▸ **A run of records**:

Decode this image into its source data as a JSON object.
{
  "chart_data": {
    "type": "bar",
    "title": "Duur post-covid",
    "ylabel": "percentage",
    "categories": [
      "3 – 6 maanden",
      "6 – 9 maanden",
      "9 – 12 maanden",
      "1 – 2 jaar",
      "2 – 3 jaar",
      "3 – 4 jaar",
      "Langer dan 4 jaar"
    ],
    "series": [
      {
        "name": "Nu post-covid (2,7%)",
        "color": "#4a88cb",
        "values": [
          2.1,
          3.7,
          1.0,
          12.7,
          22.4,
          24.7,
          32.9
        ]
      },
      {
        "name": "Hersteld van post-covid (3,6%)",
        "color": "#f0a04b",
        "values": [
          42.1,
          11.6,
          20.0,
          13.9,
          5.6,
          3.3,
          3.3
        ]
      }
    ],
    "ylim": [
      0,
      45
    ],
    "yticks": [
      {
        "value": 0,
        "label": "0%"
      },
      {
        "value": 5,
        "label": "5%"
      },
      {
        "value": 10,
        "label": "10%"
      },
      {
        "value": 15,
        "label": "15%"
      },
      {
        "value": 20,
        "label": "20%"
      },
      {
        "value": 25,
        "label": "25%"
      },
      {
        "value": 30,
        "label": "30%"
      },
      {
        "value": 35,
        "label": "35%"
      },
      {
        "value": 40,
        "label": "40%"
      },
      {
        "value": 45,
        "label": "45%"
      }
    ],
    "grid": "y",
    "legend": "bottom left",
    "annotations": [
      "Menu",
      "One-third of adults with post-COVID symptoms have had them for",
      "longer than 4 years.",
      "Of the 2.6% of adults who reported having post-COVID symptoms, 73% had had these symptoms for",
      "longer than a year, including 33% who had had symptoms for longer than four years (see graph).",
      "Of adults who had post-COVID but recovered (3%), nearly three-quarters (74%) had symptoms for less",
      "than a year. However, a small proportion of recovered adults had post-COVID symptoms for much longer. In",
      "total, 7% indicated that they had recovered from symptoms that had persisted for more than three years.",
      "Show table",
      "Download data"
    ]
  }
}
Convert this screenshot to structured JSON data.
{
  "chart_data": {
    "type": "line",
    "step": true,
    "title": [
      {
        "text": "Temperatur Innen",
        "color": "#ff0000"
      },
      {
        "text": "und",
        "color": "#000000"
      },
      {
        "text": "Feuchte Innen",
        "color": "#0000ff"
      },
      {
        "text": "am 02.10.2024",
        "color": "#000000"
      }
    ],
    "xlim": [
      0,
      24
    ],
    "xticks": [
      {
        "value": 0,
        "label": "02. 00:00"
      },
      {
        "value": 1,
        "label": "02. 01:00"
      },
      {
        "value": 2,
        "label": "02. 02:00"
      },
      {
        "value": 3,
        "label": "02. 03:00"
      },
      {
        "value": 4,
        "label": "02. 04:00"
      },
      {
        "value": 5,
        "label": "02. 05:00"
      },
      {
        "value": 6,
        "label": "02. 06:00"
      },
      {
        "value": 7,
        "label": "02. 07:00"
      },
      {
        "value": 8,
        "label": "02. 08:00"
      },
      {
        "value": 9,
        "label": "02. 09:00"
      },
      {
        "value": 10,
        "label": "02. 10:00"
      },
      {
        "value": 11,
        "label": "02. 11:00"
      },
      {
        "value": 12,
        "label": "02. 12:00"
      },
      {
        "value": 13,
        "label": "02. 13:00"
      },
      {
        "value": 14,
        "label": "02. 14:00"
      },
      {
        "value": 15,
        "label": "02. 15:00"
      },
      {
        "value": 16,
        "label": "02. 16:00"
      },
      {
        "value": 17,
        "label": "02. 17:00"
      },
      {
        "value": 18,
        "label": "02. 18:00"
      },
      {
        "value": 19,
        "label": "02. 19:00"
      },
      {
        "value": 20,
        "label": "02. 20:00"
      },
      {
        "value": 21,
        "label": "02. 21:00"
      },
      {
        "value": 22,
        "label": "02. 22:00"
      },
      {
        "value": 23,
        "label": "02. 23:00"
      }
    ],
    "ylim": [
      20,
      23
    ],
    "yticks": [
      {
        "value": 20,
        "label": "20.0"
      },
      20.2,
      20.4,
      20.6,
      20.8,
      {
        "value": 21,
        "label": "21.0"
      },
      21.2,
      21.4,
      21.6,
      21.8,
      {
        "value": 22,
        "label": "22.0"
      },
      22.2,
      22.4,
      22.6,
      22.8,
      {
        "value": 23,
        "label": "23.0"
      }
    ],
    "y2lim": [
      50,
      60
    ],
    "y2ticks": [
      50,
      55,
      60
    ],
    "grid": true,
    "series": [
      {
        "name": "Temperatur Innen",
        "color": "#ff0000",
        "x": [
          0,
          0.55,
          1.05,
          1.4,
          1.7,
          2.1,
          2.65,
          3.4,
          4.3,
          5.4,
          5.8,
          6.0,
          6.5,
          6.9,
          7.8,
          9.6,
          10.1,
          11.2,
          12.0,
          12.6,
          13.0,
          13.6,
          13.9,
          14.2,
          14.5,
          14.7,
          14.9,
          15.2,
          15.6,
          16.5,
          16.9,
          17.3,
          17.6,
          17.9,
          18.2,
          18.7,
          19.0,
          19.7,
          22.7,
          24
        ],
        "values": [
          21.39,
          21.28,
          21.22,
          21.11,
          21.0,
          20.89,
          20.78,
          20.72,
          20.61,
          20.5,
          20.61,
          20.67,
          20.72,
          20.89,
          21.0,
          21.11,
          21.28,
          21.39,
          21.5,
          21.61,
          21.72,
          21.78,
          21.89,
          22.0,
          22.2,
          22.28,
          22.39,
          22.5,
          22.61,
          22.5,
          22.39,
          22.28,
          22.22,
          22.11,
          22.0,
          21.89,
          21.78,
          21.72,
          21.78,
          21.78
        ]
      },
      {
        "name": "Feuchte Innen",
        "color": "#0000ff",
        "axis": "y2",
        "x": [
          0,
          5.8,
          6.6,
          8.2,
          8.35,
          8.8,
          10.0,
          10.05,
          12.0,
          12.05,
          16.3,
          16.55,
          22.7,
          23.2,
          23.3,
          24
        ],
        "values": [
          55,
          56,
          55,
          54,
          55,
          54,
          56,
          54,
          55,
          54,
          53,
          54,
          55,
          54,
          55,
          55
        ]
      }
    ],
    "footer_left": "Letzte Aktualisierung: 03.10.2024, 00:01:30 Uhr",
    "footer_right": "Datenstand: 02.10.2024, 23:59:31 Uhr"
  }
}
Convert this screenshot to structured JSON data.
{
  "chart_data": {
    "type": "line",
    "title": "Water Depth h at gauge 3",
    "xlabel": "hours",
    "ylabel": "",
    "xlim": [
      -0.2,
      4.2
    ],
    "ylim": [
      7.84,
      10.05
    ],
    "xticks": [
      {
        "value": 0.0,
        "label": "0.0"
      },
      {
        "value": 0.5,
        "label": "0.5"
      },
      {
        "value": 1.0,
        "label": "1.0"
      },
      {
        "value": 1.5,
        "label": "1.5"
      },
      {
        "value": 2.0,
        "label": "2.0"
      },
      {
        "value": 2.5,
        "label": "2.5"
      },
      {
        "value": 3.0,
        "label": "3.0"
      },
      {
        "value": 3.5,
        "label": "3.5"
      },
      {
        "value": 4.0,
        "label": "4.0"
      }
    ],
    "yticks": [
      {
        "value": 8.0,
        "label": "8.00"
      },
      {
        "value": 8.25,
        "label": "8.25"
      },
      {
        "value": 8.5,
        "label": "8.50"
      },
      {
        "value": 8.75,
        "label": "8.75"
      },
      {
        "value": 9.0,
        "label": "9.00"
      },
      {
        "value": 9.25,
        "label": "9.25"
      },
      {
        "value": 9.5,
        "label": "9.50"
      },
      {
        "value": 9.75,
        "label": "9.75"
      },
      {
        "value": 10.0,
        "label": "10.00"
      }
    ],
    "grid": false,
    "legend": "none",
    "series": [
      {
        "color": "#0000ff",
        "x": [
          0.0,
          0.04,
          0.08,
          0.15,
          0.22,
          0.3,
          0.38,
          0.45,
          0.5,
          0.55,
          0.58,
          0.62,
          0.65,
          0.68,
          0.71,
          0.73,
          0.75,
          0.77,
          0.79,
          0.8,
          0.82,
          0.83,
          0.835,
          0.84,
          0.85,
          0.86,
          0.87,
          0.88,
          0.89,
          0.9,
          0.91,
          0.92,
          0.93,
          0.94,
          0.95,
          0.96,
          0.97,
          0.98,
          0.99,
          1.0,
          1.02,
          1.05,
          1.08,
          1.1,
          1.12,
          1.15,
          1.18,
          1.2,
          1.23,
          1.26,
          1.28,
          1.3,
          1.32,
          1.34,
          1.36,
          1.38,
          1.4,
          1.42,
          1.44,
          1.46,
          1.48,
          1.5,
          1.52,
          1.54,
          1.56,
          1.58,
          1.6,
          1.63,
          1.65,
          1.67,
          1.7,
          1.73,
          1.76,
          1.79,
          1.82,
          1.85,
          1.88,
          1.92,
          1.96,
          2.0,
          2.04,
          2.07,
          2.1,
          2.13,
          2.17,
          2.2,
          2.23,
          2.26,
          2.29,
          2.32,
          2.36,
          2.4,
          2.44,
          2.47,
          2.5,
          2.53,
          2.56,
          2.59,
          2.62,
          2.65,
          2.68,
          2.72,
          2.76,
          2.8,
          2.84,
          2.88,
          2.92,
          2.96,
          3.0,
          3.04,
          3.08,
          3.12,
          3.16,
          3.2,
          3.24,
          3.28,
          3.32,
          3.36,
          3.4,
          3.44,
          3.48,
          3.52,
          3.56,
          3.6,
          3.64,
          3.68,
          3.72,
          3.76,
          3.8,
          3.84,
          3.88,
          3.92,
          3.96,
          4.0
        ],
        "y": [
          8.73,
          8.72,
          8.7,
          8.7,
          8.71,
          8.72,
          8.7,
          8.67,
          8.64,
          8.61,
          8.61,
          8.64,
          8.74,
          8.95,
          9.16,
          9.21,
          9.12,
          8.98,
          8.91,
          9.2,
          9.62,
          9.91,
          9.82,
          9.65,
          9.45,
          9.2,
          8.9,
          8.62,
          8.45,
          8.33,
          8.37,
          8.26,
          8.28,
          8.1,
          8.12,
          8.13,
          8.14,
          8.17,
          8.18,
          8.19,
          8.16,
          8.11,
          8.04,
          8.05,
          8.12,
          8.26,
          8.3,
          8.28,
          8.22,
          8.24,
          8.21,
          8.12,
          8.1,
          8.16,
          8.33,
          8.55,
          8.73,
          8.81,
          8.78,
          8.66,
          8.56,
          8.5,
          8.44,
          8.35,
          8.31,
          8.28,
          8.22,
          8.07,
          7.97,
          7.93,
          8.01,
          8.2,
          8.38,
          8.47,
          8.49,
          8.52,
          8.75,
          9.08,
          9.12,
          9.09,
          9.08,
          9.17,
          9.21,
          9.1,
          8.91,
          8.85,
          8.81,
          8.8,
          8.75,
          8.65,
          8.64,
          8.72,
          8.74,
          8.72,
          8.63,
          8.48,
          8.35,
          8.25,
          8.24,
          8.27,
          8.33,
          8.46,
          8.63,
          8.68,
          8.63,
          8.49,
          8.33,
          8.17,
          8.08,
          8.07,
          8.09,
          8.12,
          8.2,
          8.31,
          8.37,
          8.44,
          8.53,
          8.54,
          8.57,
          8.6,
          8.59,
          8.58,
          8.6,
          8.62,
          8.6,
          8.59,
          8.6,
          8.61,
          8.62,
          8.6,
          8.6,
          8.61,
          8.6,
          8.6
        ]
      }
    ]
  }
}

▸ **Problem description**:
Gather up the lines containing the word "years" from these records and copy them.

▸ **Output for this exercise**:
      "longer than 4 years.",
      "longer than a year, including 33% who had had symptoms for longer than four years (see graph).",
      "total, 7% indicated that they had recovered from symptoms that had persisted for more than three years.",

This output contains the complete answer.